[Collected data entries]
++++++
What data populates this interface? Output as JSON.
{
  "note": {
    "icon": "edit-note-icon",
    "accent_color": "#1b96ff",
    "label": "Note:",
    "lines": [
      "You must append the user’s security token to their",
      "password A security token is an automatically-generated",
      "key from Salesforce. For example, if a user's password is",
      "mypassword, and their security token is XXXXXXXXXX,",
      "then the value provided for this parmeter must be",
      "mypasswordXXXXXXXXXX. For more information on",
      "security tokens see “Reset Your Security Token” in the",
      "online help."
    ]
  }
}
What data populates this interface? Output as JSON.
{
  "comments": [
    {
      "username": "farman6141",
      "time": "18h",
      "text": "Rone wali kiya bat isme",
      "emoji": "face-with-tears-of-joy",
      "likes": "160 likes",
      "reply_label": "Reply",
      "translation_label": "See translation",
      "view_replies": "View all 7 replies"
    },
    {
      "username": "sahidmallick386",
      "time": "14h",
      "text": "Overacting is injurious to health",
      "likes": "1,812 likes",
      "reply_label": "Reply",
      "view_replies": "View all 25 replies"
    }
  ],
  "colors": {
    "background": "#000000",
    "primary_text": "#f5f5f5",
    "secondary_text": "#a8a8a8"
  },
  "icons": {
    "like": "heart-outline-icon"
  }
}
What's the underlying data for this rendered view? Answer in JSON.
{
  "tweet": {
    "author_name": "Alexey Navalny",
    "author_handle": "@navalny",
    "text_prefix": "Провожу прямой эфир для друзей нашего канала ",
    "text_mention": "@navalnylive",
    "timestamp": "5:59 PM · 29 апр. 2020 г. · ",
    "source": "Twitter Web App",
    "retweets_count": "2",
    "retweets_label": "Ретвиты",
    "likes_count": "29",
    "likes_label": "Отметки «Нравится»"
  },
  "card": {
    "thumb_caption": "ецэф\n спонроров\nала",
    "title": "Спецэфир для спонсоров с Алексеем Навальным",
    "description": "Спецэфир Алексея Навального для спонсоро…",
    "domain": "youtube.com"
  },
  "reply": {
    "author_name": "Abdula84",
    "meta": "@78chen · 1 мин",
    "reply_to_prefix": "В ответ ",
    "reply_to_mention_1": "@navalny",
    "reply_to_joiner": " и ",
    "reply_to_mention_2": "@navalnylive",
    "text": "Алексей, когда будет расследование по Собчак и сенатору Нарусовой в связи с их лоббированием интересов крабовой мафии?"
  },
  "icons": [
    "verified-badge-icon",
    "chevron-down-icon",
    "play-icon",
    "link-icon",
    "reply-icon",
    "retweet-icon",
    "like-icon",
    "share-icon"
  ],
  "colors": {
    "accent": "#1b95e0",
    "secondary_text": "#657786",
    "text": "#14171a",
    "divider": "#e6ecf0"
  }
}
++++++
▶ **Description of the task**
Go back to the data above and please quote exactly, and only, the lines from the line with "What's the underlying" through its last line.

▶ **The reply**
What's the underlying data for this rendered view? Answer in JSON.
{
  "tweet": {
    "author_name": "Alexey Navalny",
    "author_handle": "@navalny",
    "text_prefix": "Провожу прямой эфир для друзей нашего канала ",
    "text_mention": "@navalnylive",
    "timestamp": "5:59 PM · 29 апр. 2020 г. · ",
    "source": "Twitter Web App",
    "retweets_count": "2",
    "retweets_label": "Ретвиты",
    "likes_count": "29",
    "likes_label": "Отметки «Нравится»"
  },
  "card": {
    "thumb_caption": "ецэф\n спонроров\nала",
    "title": "Спецэфир для спонсоров с Алексеем Навальным",
    "description": "Спецэфир Алексея Навального для спонсоро…",
    "domain": "youtube.com"
  },
  "reply": {
    "author_name": "Abdula84",
    "meta": "@78chen · 1 мин",
    "reply_to_prefix": "В ответ ",
    "reply_to_mention_1": "@navalny",
    "reply_to_joiner": " и ",
    "reply_to_mention_2": "@navalnylive",
    "text": "Алексей, когда будет расследование по Собчак и сенатору Нарусовой в связи с их лоббированием интересов крабовой мафии?"
  },
  "icons": [
    "verified-badge-icon",
    "chevron-down-icon",
    "play-icon",
    "link-icon",
    "reply-icon",
    "retweet-icon",
    "like-icon",
    "share-icon"
  ],
  "colors": {
    "accent": "#1b95e0",
    "secondary_text": "#657786",
    "text": "#14171a",
    "divider": "#e6ecf0"
  }
}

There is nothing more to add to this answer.